Items listed in a dataset
++++++

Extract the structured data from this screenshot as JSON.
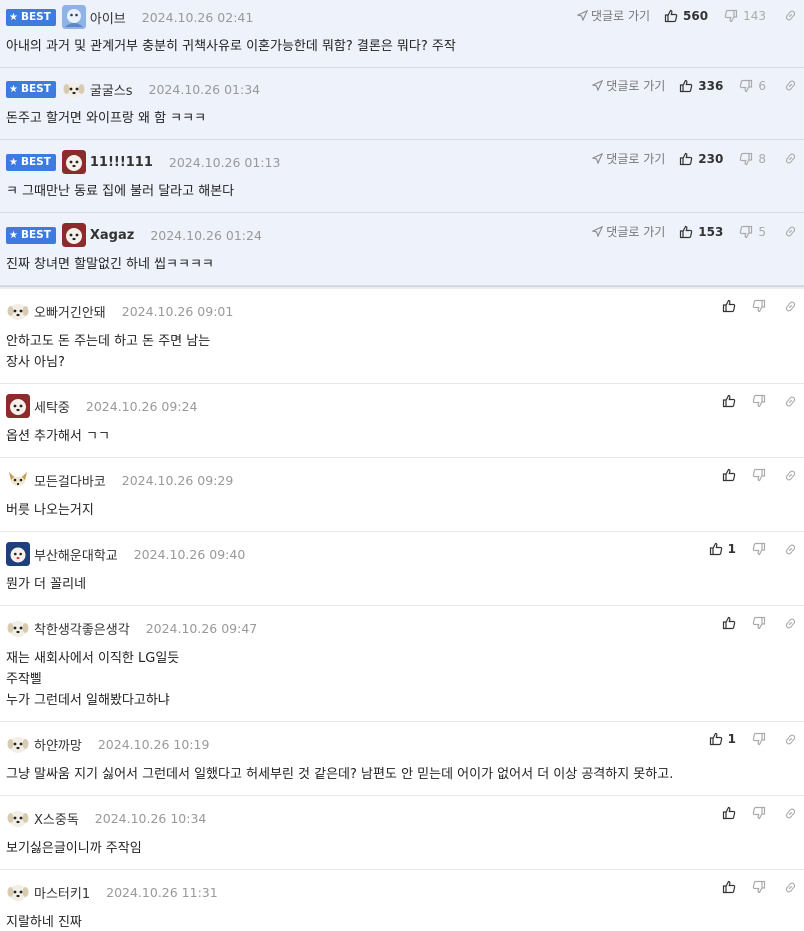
{
  "best_badge": "BEST",
  "goto_label": "댓글로 가기",
  "best_comments": [
    {
      "nick": "아이브",
      "date": "2024.10.26 02:41",
      "text": "아내의 과거 및 관계거부 충분히 귀책사유로 이혼가능한데 뭐함? 결론은 뭐다? 주작",
      "up": "560",
      "down": "143",
      "avatar": "blue"
    },
    {
      "nick": "굴굴스s",
      "date": "2024.10.26 01:34",
      "text": "돈주고 할거면 와이프랑 왜 함 ㅋㅋㅋ",
      "up": "336",
      "down": "6",
      "avatar": "pup"
    },
    {
      "nick": "11!!!111",
      "date": "2024.10.26 01:13",
      "text": "ㅋ 그때만난 동료 집에 불러 달라고 해본다",
      "up": "230",
      "down": "8",
      "avatar": "dog"
    },
    {
      "nick": "Xagaz",
      "date": "2024.10.26 01:24",
      "text": "진짜 창녀면 할말없긴 하네 씹ㅋㅋㅋㅋ",
      "up": "153",
      "down": "5",
      "avatar": "dog"
    }
  ],
  "comments": [
    {
      "nick": "오빠거긴안돼",
      "date": "2024.10.26 09:01",
      "lines": [
        "안하고도 돈 주는데 하고 돈 주면 남는",
        "장사 아님?"
      ],
      "up": "",
      "avatar": "pup"
    },
    {
      "nick": "세탁중",
      "date": "2024.10.26 09:24",
      "lines": [
        "옵션 추가해서 ㄱㄱ"
      ],
      "up": "",
      "avatar": "dog"
    },
    {
      "nick": "모든걸다바코",
      "date": "2024.10.26 09:29",
      "lines": [
        "버릇 나오는거지"
      ],
      "up": "",
      "avatar": "fox"
    },
    {
      "nick": "부산해운대학교",
      "date": "2024.10.26 09:40",
      "lines": [
        "뭔가 더 꼴리네"
      ],
      "up": "1",
      "avatar": "navy"
    },
    {
      "nick": "착한생각좋은생각",
      "date": "2024.10.26 09:47",
      "lines": [
        "재는 새회사에서 이직한 LG일듯",
        "주작삘",
        "누가 그런데서 일해봤다고하냐"
      ],
      "up": "",
      "avatar": "pup"
    },
    {
      "nick": "하얀까망",
      "date": "2024.10.26 10:19",
      "lines": [
        "그냥 말싸움 지기 싫어서 그런데서 일했다고 허세부린 것 같은데? 남편도 안 믿는데 어이가 없어서 더 이상 공격하지 못하고."
      ],
      "up": "1",
      "avatar": "pup"
    },
    {
      "nick": "X스중독",
      "date": "2024.10.26 10:34",
      "lines": [
        "보기싫은글이니까 주작임"
      ],
      "up": "",
      "avatar": "pup"
    },
    {
      "nick": "마스터키1",
      "date": "2024.10.26 11:31",
      "lines": [
        "지랄하네 진짜"
      ],
      "up": "",
      "avatar": "pup"
    }
  ],
  "colors": {
    "best_bg": "#eef3fb",
    "badge": "#3d7be0",
    "date": "#999999"
  }
}
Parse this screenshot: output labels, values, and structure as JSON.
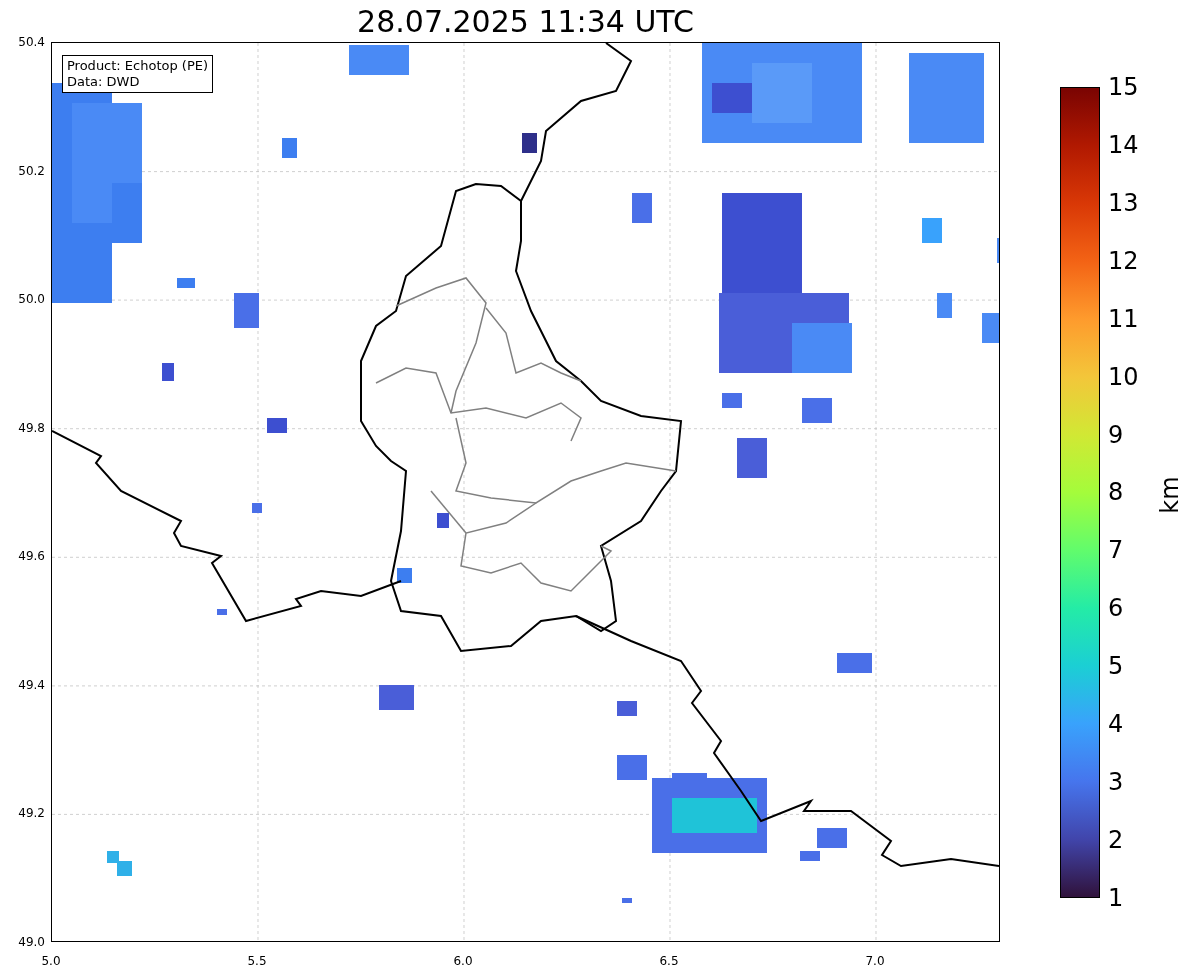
{
  "title": "28.07.2025 11:34 UTC",
  "info_box": [
    "Product: Echotop (PE)",
    "Data: DWD"
  ],
  "map": {
    "x_ticks": [
      "5.0",
      "5.5",
      "6.0",
      "6.5",
      "7.0"
    ],
    "y_ticks": [
      "50.4",
      "50.2",
      "50.0",
      "49.8",
      "49.6",
      "49.4",
      "49.2",
      "49.0"
    ]
  },
  "colorbar": {
    "label": "km",
    "ticks": [
      "15",
      "14",
      "13",
      "12",
      "11",
      "10",
      "9",
      "8",
      "7",
      "6",
      "5",
      "4",
      "3",
      "2",
      "1"
    ]
  }
}
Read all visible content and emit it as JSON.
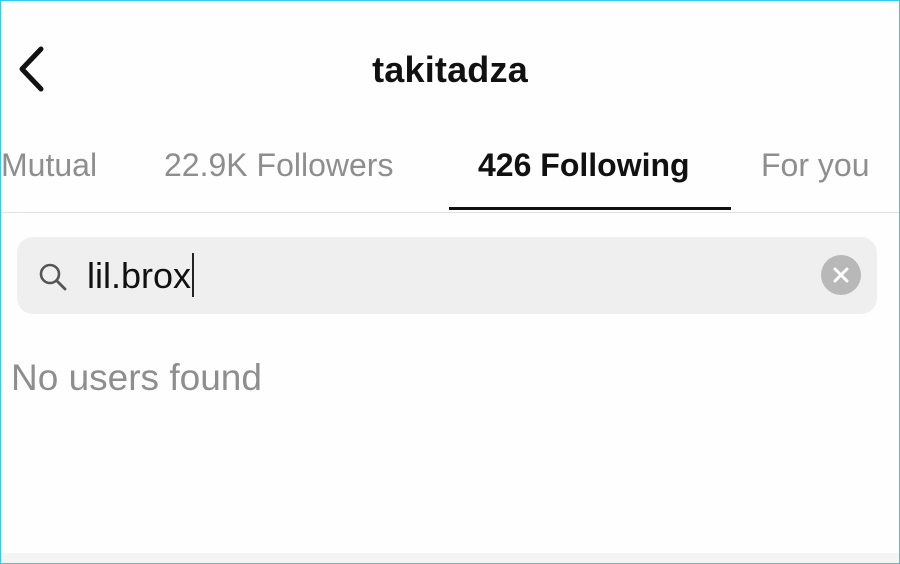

++++++

The request: Output verbatim the lines beginning at the line with "Parse this screenshot: output" and ending at the last line of the material above, inclusive. Do not carry over any pictures.

Output:
Parse this screenshot: output labels, values, and structure as JSON.
{
  "title": "28.07.2025 11:34 UTC",
  "info_box": [
    "Product: Echotop (PE)",
    "Data: DWD"
  ],
  "map": {
    "x_ticks": [
      "5.0",
      "5.5",
      "6.0",
      "6.5",
      "7.0"
    ],
    "y_ticks": [
      "50.4",
      "50.2",
      "50.0",
      "49.8",
      "49.6",
      "49.4",
      "49.2",
      "49.0"
    ]
  },
  "colorbar": {
    "label": "km",
    "ticks": [
      "15",
      "14",
      "13",
      "12",
      "11",
      "10",
      "9",
      "8",
      "7",
      "6",
      "5",
      "4",
      "3",
      "2",
      "1"
    ]
  }
}
Read all visible content and emit it as JSON.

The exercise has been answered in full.